(Data items)

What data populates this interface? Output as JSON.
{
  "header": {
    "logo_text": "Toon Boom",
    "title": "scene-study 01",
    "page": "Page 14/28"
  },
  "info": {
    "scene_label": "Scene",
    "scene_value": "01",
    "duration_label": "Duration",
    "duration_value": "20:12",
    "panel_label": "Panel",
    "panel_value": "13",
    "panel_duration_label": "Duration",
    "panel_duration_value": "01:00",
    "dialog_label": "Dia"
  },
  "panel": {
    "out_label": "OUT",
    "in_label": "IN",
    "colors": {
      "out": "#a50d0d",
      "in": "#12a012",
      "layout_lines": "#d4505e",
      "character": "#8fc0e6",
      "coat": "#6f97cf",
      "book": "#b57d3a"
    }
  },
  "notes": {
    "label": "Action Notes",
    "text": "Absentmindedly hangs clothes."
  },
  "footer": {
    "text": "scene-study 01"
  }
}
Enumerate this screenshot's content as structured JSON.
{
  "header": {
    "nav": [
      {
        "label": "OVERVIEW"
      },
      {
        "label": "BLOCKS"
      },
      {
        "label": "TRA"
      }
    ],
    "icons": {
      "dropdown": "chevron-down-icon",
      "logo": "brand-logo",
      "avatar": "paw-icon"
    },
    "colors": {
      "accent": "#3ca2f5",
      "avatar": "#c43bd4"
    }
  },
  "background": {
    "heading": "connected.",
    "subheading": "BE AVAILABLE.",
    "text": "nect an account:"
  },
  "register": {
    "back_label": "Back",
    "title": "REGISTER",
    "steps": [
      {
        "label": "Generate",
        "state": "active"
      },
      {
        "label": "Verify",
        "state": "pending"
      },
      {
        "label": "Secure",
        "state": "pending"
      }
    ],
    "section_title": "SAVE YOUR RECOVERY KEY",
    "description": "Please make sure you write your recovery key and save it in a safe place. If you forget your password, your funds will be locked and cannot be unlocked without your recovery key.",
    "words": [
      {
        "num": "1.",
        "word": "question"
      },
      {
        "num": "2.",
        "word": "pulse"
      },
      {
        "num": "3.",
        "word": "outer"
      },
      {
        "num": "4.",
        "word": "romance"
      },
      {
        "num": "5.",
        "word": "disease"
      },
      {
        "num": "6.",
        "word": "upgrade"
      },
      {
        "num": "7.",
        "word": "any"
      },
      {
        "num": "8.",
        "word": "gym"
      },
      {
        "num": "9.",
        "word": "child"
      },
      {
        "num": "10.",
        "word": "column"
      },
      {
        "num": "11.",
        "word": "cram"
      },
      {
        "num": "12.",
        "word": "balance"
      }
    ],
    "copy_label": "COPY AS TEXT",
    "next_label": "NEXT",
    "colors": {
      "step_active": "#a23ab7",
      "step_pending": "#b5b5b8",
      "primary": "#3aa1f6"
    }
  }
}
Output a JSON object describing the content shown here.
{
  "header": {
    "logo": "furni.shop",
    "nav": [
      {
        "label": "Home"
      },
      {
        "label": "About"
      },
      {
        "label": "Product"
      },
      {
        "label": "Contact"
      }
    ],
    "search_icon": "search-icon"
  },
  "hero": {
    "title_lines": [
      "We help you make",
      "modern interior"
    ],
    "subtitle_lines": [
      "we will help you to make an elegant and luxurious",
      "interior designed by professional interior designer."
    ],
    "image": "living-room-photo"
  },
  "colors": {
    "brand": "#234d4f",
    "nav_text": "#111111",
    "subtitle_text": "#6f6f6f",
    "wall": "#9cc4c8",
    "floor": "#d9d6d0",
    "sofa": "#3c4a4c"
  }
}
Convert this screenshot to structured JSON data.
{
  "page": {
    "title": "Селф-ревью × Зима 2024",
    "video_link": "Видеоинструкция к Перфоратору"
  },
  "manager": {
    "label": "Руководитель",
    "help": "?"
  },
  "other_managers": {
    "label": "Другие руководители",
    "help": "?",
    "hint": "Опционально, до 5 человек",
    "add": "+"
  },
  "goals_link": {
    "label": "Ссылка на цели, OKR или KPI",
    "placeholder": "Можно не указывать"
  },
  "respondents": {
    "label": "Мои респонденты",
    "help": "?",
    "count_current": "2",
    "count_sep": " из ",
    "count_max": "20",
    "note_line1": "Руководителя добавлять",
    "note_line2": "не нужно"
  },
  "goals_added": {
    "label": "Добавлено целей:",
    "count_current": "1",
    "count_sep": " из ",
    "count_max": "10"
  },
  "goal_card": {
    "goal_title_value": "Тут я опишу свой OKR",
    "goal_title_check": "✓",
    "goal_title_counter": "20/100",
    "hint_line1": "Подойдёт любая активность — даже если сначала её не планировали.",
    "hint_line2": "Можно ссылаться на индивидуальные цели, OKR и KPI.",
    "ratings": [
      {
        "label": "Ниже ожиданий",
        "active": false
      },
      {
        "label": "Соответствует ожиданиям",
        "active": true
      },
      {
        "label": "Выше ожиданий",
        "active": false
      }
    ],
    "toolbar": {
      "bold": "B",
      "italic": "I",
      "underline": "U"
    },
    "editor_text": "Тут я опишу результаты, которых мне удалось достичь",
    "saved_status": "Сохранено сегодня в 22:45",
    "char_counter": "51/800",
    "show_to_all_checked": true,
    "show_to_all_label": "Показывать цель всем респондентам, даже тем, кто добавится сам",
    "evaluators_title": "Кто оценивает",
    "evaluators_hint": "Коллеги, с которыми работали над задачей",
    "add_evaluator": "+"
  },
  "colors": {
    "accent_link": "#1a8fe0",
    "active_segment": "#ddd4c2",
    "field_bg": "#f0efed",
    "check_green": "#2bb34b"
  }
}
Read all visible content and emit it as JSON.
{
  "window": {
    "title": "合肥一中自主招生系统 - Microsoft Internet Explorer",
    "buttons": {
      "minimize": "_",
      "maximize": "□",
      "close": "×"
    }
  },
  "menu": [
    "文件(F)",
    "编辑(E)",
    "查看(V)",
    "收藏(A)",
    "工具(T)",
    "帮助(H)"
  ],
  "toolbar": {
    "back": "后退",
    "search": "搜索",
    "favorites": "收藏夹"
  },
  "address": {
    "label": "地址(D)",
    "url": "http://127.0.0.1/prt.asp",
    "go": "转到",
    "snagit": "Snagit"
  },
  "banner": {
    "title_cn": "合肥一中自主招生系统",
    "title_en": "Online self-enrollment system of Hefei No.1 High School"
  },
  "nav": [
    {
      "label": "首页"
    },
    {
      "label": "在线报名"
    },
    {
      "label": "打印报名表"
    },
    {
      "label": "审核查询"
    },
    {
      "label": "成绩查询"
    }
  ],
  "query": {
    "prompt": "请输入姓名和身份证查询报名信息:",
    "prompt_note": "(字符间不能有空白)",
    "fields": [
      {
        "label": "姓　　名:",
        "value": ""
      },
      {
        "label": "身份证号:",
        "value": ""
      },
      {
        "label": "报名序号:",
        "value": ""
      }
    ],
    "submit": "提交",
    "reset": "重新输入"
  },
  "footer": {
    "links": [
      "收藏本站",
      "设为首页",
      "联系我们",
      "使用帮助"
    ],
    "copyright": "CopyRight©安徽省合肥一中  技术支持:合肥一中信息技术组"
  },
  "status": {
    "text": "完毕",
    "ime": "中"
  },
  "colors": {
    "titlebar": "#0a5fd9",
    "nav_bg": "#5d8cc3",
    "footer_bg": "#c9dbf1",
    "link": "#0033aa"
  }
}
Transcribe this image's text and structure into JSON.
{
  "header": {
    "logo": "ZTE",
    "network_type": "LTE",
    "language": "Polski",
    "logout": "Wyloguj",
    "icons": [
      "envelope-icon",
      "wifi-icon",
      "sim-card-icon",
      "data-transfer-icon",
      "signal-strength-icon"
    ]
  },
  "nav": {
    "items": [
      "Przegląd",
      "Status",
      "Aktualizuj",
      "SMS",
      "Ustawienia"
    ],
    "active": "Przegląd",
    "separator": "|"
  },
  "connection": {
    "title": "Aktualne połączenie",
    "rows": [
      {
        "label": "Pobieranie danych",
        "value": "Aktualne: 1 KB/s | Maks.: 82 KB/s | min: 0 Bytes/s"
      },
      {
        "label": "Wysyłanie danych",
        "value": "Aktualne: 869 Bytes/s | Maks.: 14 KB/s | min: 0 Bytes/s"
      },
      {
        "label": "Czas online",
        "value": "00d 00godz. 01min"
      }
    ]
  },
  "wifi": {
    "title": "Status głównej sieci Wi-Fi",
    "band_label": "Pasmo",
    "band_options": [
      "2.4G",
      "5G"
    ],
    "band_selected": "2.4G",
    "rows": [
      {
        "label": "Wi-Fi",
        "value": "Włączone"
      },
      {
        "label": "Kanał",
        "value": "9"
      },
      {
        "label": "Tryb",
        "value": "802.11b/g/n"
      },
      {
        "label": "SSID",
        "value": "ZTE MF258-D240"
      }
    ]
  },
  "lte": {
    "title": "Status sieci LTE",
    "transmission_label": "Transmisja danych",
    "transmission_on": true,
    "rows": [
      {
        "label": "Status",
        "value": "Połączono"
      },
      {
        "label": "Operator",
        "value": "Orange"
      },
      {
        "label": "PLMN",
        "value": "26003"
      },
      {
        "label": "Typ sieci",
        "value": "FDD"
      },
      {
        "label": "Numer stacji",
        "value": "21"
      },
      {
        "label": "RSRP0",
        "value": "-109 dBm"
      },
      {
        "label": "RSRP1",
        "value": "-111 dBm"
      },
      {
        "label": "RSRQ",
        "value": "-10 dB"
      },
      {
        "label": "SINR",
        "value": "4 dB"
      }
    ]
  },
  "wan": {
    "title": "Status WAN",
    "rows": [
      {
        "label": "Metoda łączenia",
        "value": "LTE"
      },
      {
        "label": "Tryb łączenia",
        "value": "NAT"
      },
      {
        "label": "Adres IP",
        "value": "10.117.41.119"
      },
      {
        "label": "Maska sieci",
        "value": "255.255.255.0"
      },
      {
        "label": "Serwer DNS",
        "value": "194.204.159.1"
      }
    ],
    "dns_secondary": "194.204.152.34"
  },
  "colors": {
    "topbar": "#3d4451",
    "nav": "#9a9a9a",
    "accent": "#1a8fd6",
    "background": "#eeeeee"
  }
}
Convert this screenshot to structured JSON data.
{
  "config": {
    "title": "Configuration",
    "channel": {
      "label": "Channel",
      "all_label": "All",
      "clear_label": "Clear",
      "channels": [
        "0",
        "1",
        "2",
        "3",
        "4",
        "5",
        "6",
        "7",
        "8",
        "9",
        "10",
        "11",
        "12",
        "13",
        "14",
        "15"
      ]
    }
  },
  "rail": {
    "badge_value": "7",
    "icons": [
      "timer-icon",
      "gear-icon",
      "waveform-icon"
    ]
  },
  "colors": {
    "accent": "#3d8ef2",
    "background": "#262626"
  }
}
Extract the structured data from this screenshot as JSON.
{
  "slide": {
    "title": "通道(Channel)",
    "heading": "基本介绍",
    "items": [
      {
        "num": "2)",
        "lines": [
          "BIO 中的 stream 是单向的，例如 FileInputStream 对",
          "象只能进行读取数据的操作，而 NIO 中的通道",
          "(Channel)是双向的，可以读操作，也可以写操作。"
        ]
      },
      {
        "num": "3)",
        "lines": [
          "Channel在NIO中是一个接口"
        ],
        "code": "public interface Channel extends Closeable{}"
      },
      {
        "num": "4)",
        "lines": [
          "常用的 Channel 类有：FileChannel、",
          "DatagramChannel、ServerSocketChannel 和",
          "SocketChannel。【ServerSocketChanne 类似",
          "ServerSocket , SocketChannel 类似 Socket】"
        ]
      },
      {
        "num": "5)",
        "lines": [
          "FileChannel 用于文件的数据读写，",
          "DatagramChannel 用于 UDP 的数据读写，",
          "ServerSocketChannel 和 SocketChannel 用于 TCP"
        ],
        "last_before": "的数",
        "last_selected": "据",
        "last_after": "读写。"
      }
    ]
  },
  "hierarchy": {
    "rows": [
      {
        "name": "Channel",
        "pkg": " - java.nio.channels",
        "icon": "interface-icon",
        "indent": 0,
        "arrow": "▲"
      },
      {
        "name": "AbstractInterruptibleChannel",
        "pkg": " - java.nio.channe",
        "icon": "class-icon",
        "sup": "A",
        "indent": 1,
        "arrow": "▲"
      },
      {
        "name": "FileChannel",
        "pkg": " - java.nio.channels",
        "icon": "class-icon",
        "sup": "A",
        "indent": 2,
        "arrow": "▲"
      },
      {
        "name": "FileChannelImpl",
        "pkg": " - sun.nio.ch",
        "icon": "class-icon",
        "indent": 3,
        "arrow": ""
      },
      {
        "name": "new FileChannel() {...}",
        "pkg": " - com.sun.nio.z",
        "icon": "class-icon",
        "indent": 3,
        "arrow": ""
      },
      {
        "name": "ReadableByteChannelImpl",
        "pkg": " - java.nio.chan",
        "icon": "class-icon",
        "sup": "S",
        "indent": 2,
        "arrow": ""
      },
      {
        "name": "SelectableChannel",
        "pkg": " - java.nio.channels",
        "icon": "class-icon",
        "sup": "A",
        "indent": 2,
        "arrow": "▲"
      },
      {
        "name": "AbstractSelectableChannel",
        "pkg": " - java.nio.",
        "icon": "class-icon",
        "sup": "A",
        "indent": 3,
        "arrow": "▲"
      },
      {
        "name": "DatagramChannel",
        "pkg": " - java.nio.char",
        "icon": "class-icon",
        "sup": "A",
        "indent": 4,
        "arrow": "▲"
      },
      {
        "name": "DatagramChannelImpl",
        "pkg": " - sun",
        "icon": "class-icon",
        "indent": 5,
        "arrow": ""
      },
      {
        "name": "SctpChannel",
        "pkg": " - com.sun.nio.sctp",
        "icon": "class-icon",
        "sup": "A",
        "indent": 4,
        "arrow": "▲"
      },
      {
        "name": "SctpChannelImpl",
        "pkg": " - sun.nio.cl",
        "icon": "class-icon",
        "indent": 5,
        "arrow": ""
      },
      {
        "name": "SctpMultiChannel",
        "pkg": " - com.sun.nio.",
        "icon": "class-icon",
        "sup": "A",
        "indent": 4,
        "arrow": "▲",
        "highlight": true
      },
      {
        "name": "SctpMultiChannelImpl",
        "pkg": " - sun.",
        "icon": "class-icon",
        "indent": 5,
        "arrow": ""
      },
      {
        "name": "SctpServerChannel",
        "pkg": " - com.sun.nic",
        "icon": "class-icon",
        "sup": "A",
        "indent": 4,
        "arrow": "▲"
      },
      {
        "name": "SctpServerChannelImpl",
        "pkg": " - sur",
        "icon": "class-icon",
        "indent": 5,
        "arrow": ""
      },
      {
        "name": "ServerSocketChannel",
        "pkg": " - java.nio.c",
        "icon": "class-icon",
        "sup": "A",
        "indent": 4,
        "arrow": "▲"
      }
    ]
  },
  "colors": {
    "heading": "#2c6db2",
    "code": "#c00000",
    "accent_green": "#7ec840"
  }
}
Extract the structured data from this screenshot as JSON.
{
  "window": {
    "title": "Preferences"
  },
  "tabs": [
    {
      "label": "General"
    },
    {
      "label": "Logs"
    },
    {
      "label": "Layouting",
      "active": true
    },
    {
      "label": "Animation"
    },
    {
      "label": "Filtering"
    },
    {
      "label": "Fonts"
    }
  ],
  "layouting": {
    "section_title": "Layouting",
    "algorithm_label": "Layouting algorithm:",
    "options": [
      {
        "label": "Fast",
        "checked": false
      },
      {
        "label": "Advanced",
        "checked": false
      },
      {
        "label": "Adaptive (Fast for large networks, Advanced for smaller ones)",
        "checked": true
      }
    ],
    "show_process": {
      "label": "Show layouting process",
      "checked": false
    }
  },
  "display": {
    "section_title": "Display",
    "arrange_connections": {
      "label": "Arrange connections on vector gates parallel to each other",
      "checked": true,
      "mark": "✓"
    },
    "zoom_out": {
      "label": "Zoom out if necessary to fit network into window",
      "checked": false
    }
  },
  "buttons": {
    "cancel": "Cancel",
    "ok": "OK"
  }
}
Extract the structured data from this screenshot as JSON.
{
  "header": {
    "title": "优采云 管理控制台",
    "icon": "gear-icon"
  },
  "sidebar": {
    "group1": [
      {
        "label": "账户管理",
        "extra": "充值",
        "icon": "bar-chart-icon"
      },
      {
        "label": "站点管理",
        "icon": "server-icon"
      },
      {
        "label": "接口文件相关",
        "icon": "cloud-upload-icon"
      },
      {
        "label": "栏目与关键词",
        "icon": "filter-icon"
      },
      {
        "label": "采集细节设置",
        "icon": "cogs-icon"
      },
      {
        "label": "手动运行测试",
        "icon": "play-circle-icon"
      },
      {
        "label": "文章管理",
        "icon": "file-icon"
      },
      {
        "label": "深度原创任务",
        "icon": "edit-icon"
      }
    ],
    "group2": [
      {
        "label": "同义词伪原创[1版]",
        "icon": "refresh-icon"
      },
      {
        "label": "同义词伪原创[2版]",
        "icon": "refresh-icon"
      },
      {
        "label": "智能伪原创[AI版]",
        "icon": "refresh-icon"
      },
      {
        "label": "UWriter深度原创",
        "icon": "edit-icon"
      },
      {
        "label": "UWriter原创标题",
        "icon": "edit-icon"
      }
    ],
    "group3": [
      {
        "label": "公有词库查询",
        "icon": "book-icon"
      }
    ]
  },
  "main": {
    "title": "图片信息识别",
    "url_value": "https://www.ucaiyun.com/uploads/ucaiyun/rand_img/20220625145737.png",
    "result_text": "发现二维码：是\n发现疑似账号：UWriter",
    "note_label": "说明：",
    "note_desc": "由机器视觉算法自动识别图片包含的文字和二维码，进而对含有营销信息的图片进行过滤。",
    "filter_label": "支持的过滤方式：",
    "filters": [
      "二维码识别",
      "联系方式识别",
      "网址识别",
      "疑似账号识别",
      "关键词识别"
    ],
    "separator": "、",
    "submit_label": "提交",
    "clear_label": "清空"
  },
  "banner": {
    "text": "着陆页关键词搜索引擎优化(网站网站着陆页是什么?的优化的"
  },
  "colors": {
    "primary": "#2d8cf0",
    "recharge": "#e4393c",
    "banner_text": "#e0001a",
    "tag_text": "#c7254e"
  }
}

**WHAT YOU NEED TO DO**. List every line above containing the word "łączenia".

**COMPLETED EXERCISE**.
        "label": "Metoda łączenia",
        "label": "Tryb łączenia",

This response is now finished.